(Source records)
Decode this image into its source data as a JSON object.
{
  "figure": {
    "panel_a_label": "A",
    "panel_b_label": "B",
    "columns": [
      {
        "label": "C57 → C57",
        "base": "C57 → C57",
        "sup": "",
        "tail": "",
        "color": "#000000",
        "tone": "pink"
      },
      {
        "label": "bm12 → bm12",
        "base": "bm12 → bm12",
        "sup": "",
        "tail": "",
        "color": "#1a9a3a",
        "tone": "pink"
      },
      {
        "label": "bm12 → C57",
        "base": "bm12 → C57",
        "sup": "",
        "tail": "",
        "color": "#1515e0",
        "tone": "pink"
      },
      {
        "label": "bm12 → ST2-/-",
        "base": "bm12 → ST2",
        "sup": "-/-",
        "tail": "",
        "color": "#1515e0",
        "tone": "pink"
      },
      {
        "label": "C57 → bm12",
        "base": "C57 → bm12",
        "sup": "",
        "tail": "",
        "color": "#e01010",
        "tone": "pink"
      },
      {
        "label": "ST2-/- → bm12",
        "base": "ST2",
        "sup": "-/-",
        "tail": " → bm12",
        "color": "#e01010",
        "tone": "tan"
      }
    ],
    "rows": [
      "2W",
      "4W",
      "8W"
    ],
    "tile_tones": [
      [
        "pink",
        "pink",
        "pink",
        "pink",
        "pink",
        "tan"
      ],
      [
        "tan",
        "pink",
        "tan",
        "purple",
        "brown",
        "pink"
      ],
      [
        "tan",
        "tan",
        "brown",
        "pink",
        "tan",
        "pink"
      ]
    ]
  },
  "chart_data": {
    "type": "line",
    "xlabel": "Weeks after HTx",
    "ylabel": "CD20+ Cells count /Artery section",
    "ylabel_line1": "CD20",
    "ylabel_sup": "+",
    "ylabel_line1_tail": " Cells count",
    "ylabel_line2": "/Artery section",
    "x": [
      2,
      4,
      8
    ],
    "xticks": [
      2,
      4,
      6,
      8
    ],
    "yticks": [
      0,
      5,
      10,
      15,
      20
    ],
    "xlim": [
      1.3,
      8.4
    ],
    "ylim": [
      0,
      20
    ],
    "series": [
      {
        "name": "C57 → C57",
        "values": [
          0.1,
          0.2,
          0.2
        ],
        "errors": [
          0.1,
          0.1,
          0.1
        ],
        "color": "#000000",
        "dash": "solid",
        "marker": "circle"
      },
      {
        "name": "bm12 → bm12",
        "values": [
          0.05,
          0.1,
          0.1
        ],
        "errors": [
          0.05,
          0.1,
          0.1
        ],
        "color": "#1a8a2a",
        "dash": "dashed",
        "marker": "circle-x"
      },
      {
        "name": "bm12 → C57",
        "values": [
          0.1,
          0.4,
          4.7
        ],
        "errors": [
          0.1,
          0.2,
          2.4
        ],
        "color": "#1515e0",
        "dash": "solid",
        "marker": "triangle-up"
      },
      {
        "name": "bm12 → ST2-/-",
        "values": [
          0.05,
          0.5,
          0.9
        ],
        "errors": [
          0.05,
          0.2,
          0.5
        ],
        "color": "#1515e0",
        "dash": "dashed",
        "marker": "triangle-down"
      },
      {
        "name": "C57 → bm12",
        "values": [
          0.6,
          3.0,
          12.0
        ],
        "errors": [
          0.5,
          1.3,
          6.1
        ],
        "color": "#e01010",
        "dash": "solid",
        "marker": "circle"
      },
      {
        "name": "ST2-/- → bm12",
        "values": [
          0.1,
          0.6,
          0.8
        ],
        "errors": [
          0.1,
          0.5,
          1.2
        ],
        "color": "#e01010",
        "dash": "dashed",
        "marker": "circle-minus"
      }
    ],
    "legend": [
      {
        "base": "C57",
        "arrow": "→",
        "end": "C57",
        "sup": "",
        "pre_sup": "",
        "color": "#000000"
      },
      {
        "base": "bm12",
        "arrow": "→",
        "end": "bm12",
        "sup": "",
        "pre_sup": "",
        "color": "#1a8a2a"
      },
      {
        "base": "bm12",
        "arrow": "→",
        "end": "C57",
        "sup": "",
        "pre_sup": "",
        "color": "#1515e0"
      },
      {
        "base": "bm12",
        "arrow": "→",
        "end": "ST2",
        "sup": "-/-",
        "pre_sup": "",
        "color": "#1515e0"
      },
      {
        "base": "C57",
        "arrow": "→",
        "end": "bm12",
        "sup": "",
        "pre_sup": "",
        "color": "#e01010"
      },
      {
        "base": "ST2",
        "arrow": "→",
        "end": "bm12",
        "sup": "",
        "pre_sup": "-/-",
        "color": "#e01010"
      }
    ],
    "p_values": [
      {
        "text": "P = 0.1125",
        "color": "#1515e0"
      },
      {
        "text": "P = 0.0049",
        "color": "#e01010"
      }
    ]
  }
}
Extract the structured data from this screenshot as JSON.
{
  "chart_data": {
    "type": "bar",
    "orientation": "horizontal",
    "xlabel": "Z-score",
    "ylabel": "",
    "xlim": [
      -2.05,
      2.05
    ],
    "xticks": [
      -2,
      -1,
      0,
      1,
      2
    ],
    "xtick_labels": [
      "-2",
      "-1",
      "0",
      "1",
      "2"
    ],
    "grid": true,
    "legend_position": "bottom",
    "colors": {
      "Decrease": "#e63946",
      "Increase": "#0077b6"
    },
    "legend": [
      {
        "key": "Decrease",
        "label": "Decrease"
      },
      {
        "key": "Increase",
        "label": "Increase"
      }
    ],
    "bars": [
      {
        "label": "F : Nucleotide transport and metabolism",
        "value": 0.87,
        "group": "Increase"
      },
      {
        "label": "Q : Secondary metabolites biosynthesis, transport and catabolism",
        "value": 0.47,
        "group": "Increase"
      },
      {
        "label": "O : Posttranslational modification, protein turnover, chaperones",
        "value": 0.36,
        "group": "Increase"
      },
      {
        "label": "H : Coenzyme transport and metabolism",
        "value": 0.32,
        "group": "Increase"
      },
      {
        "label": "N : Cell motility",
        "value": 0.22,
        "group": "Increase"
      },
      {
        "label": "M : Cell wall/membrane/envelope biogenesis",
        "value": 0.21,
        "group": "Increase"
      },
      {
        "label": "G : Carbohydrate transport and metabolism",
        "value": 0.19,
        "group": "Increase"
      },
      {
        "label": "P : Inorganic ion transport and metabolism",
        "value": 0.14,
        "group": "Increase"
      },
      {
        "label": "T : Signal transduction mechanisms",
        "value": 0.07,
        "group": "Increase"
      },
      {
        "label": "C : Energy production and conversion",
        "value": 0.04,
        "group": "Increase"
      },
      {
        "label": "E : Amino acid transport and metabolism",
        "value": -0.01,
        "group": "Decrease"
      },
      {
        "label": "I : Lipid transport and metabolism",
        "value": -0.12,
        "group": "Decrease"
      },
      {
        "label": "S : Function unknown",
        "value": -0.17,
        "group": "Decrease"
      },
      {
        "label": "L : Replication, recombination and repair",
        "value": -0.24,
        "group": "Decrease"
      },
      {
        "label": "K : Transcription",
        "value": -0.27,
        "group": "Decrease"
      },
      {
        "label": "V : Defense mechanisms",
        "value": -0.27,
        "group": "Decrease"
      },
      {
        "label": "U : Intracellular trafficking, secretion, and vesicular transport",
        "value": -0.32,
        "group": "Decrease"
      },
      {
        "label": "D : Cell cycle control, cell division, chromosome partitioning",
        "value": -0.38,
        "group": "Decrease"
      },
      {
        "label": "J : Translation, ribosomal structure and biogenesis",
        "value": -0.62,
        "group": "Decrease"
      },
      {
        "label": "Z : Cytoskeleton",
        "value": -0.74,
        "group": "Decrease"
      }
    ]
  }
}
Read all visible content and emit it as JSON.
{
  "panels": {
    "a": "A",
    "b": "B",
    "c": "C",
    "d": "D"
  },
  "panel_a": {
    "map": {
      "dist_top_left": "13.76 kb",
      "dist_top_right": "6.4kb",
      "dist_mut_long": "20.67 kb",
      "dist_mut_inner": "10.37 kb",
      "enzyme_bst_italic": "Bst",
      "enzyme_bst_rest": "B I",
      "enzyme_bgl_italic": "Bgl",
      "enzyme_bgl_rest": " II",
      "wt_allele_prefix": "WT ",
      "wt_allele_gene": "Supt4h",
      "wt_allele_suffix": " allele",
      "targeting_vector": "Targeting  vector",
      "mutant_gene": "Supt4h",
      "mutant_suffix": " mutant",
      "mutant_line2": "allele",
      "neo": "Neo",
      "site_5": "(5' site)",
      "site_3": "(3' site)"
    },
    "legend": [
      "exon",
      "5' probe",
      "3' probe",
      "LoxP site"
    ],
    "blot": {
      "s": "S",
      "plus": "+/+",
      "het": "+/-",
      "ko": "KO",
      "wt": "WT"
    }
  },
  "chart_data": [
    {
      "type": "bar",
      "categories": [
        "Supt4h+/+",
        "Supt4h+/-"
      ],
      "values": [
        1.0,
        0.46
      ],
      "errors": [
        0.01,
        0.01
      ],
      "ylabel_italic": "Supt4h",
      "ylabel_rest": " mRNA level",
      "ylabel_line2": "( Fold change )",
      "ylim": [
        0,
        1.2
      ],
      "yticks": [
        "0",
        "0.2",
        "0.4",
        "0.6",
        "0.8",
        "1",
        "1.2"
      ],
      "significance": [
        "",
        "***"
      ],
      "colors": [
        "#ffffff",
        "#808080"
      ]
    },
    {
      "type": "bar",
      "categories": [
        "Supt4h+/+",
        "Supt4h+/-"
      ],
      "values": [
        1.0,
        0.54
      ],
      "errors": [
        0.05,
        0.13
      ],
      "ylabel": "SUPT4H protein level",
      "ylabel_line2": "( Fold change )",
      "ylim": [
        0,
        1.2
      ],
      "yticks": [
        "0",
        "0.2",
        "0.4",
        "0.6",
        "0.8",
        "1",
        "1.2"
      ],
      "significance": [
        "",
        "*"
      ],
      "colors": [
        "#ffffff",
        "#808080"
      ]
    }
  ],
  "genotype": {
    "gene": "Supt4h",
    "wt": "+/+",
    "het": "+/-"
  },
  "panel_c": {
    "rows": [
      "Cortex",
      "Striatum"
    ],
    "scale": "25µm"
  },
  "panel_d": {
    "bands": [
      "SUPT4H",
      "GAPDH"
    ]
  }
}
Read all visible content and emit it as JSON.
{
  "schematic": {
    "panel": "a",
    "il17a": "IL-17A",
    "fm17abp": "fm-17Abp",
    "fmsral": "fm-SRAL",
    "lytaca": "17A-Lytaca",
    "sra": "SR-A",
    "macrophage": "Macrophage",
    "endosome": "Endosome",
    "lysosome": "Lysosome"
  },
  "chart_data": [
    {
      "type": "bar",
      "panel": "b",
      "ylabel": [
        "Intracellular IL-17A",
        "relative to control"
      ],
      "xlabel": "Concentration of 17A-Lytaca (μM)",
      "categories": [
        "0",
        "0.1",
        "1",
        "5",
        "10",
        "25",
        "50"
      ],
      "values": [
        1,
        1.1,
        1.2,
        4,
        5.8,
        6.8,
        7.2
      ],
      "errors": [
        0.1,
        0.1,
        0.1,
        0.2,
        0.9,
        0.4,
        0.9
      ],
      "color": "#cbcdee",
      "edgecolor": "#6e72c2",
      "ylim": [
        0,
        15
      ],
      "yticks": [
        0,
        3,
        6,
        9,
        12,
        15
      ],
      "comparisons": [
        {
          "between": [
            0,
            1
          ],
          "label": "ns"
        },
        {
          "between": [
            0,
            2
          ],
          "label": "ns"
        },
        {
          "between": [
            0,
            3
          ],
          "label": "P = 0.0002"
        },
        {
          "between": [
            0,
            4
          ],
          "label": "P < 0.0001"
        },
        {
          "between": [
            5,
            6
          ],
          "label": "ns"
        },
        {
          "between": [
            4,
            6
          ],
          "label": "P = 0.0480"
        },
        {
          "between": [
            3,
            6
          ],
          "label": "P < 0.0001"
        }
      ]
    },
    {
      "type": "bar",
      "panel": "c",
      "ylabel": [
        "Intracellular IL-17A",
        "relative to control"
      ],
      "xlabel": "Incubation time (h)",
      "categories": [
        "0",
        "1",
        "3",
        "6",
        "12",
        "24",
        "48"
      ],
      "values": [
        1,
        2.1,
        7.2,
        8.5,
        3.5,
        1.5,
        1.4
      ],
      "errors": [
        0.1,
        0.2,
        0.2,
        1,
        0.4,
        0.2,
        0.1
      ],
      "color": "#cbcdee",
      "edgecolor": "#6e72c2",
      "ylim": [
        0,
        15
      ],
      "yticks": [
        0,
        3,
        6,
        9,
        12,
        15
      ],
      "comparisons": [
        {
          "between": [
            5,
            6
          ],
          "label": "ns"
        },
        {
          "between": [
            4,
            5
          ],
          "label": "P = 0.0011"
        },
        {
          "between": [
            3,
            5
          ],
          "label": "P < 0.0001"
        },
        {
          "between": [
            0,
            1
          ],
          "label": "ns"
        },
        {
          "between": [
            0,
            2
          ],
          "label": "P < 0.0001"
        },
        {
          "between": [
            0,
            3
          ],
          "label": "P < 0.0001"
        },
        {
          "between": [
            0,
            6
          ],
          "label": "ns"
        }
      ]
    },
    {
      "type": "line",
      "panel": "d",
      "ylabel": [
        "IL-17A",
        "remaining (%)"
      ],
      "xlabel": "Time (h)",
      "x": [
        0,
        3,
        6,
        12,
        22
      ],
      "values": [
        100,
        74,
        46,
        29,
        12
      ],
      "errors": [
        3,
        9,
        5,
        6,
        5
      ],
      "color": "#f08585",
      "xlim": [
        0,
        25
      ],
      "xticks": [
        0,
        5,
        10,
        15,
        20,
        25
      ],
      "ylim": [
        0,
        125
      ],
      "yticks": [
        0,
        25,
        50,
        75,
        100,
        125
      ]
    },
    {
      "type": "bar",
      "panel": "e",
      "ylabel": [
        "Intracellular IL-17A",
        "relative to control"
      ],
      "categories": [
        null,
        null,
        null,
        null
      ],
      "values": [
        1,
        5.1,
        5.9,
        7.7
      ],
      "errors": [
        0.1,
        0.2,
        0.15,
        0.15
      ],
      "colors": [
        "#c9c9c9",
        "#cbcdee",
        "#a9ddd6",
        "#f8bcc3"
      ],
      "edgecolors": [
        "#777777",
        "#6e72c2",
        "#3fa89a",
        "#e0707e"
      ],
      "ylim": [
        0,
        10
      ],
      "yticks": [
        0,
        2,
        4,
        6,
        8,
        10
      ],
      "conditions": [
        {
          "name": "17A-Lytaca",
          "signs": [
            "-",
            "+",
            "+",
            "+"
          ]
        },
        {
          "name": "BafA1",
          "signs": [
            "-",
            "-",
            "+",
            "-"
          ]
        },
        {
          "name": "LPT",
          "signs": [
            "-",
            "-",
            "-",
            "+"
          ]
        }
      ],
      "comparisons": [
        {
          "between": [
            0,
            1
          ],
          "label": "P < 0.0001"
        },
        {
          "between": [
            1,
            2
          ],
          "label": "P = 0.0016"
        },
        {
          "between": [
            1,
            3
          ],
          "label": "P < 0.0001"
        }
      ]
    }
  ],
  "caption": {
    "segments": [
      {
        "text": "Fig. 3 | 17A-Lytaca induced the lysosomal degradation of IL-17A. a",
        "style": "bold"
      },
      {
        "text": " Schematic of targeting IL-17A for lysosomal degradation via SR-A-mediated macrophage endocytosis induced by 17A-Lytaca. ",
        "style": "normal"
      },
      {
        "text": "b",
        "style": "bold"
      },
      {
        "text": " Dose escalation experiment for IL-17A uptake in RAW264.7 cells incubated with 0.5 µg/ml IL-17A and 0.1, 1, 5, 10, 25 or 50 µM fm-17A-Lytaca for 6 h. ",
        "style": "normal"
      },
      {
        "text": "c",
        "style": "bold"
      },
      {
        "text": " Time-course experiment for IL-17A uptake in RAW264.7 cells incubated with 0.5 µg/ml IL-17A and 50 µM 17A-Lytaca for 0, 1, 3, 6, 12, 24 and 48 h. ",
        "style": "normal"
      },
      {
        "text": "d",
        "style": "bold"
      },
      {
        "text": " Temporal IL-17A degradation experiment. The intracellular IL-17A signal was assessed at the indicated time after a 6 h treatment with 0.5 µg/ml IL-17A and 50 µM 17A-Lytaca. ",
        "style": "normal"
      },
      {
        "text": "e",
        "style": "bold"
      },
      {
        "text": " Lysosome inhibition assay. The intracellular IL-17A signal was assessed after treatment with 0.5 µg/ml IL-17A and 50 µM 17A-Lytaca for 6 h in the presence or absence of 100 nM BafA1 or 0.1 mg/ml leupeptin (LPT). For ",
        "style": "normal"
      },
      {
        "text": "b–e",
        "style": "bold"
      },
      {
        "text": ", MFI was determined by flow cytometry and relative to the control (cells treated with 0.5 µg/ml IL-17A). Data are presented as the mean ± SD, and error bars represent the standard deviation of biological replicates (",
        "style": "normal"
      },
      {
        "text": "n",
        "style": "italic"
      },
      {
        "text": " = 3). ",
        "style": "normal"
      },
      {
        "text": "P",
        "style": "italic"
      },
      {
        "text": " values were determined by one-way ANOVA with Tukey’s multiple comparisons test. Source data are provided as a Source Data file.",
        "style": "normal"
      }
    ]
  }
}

Exercise directions:
Wherever the string "incubated" occurs in the records above, copy that line.

Solution:
        "text": " Dose escalation experiment for IL-17A uptake in RAW264.7 cells incubated with 0.5 µg/ml IL-17A and 0.1, 1, 5, 10, 25 or 50 µM fm-17A-Lytaca for 6 h. ",
        "text": " Time-course experiment for IL-17A uptake in RAW264.7 cells incubated with 0.5 µg/ml IL-17A and 50 µM 17A-Lytaca for 0, 1, 3, 6, 12, 24 and 48 h. ",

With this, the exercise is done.